### The request
Copy out every record below with complete accuracy.

### Available data
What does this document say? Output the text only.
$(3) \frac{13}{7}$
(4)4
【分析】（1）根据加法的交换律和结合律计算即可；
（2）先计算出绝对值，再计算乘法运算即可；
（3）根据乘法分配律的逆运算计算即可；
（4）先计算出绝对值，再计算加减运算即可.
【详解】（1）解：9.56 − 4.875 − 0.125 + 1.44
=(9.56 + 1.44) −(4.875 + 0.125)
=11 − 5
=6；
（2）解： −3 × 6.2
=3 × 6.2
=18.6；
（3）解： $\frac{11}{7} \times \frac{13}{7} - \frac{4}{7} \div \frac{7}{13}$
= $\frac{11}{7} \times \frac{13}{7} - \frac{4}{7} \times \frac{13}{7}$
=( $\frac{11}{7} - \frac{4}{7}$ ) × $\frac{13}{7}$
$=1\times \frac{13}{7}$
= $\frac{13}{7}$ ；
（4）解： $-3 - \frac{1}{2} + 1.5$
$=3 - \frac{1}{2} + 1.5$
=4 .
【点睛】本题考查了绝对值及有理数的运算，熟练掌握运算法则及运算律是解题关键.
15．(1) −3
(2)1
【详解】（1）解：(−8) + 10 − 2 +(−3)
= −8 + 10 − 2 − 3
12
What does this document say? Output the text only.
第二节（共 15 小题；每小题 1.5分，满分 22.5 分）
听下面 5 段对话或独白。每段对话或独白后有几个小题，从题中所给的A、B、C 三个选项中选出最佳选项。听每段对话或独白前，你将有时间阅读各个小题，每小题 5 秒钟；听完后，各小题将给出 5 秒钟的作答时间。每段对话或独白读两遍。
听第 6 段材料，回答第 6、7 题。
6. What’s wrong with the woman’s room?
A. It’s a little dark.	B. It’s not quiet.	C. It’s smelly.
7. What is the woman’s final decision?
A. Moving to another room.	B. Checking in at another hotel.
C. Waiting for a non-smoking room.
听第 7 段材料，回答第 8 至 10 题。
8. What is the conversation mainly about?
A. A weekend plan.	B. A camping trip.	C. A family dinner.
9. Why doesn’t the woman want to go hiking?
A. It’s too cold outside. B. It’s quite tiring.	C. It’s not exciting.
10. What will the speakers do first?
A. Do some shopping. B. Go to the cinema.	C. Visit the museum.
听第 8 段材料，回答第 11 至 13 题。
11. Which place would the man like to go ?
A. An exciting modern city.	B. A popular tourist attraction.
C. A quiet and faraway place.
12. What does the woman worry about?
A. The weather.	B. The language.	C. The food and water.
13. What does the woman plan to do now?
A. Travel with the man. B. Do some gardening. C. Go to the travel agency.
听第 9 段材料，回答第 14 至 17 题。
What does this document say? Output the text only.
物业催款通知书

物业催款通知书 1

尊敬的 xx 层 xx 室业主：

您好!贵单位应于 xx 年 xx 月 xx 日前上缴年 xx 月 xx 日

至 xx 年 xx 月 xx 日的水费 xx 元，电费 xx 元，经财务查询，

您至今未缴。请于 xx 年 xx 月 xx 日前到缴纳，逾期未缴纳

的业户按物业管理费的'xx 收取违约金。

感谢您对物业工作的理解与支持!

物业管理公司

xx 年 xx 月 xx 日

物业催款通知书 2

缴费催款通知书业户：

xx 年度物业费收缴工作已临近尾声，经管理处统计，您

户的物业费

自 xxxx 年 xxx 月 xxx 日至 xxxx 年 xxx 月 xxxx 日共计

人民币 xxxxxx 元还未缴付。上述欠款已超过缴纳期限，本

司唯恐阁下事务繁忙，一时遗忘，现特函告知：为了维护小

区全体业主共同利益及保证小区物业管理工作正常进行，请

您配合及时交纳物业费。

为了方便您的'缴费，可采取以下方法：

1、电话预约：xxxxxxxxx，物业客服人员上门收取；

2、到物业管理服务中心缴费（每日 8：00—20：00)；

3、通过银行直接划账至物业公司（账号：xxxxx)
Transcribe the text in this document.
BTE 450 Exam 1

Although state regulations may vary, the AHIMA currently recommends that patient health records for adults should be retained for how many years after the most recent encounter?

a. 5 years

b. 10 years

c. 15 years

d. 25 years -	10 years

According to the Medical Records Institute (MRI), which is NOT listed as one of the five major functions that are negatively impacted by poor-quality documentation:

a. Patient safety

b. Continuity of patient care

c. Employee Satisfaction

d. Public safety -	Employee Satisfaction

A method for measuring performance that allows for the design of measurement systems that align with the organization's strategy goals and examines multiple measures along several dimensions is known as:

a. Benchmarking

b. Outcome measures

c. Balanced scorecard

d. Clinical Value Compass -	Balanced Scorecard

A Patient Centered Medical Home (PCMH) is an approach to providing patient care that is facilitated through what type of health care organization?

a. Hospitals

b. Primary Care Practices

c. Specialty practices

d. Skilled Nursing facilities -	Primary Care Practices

### Solved exercise
What does this document say? Output the text only.
$(3) \frac{13}{7}$
(4)4
【分析】（1）根据加法的交换律和结合律计算即可；
（2）先计算出绝对值，再计算乘法运算即可；
（3）根据乘法分配律的逆运算计算即可；
（4）先计算出绝对值，再计算加减运算即可.
【详解】（1）解：9.56 − 4.875 − 0.125 + 1.44
=(9.56 + 1.44) −(4.875 + 0.125)
=11 − 5
=6；
（2）解： −3 × 6.2
=3 × 6.2
=18.6；
（3）解： $\frac{11}{7} \times \frac{13}{7} - \frac{4}{7} \div \frac{7}{13}$
= $\frac{11}{7} \times \frac{13}{7} - \frac{4}{7} \times \frac{13}{7}$
=( $\frac{11}{7} - \frac{4}{7}$ ) × $\frac{13}{7}$
$=1\times \frac{13}{7}$
= $\frac{13}{7}$ ；
（4）解： $-3 - \frac{1}{2} + 1.5$
$=3 - \frac{1}{2} + 1.5$
=4 .
【点睛】本题考查了绝对值及有理数的运算，熟练掌握运算法则及运算律是解题关键.
15．(1) −3
(2)1
【详解】（1）解：(−8) + 10 − 2 +(−3)
= −8 + 10 − 2 − 3
12
What does this document say? Output the text only.
第二节（共 15 小题；每小题 1.5分，满分 22.5 分）
听下面 5 段对话或独白。每段对话或独白后有几个小题，从题中所给的A、B、C 三个选项中选出最佳选项。听每段对话或独白前，你将有时间阅读各个小题，每小题 5 秒钟；听完后，各小题将给出 5 秒钟的作答时间。每段对话或独白读两遍。
听第 6 段材料，回答第 6、7 题。
6. What’s wrong with the woman’s room?
A. It’s a little dark.	B. It’s not quiet.	C. It’s smelly.
7. What is the woman’s final decision?
A. Moving to another room.	B. Checking in at another hotel.
C. Waiting for a non-smoking room.
听第 7 段材料，回答第 8 至 10 题。
8. What is the conversation mainly about?
A. A weekend plan.	B. A camping trip.	C. A family dinner.
9. Why doesn’t the woman want to go hiking?
A. It’s too cold outside. B. It’s quite tiring.	C. It’s not exciting.
10. What will the speakers do first?
A. Do some shopping. B. Go to the cinema.	C. Visit the museum.
听第 8 段材料，回答第 11 至 13 题。
11. Which place would the man like to go ?
A. An exciting modern city.	B. A popular tourist attraction.
C. A quiet and faraway place.
12. What does the woman worry about?
A. The weather.	B. The language.	C. The food and water.
13. What does the woman plan to do now?
A. Travel with the man. B. Do some gardening. C. Go to the travel agency.
听第 9 段材料，回答第 14 至 17 题。
What does this document say? Output the text only.
物业催款通知书

物业催款通知书 1

尊敬的 xx 层 xx 室业主：

您好!贵单位应于 xx 年 xx 月 xx 日前上缴年 xx 月 xx 日

至 xx 年 xx 月 xx 日的水费 xx 元，电费 xx 元，经财务查询，

您至今未缴。请于 xx 年 xx 月 xx 日前到缴纳，逾期未缴纳

的业户按物业管理费的'xx 收取违约金。

感谢您对物业工作的理解与支持!

物业管理公司

xx 年 xx 月 xx 日

物业催款通知书 2

缴费催款通知书业户：

xx 年度物业费收缴工作已临近尾声，经管理处统计，您

户的物业费

自 xxxx 年 xxx 月 xxx 日至 xxxx 年 xxx 月 xxxx 日共计

人民币 xxxxxx 元还未缴付。上述欠款已超过缴纳期限，本

司唯恐阁下事务繁忙，一时遗忘，现特函告知：为了维护小

区全体业主共同利益及保证小区物业管理工作正常进行，请

您配合及时交纳物业费。

为了方便您的'缴费，可采取以下方法：

1、电话预约：xxxxxxxxx，物业客服人员上门收取；

2、到物业管理服务中心缴费（每日 8：00—20：00)；

3、通过银行直接划账至物业公司（账号：xxxxx)
Transcribe the text in this document.
BTE 450 Exam 1

Although state regulations may vary, the AHIMA currently recommends that patient health records for adults should be retained for how many years after the most recent encounter?

a. 5 years

b. 10 years

c. 15 years

d. 25 years -	10 years

According to the Medical Records Institute (MRI), which is NOT listed as one of the five major functions that are negatively impacted by poor-quality documentation:

a. Patient safety

b. Continuity of patient care

c. Employee Satisfaction

d. Public safety -	Employee Satisfaction

A method for measuring performance that allows for the design of measurement systems that align with the organization's strategy goals and examines multiple measures along several dimensions is known as:

a. Benchmarking

b. Outcome measures

c. Balanced scorecard

d. Clinical Value Compass -	Balanced Scorecard

A Patient Centered Medical Home (PCMH) is an approach to providing patient care that is facilitated through what type of health care organization?

a. Hospitals

b. Primary Care Practices

c. Specialty practices

d. Skilled Nursing facilities -	Primary Care Practices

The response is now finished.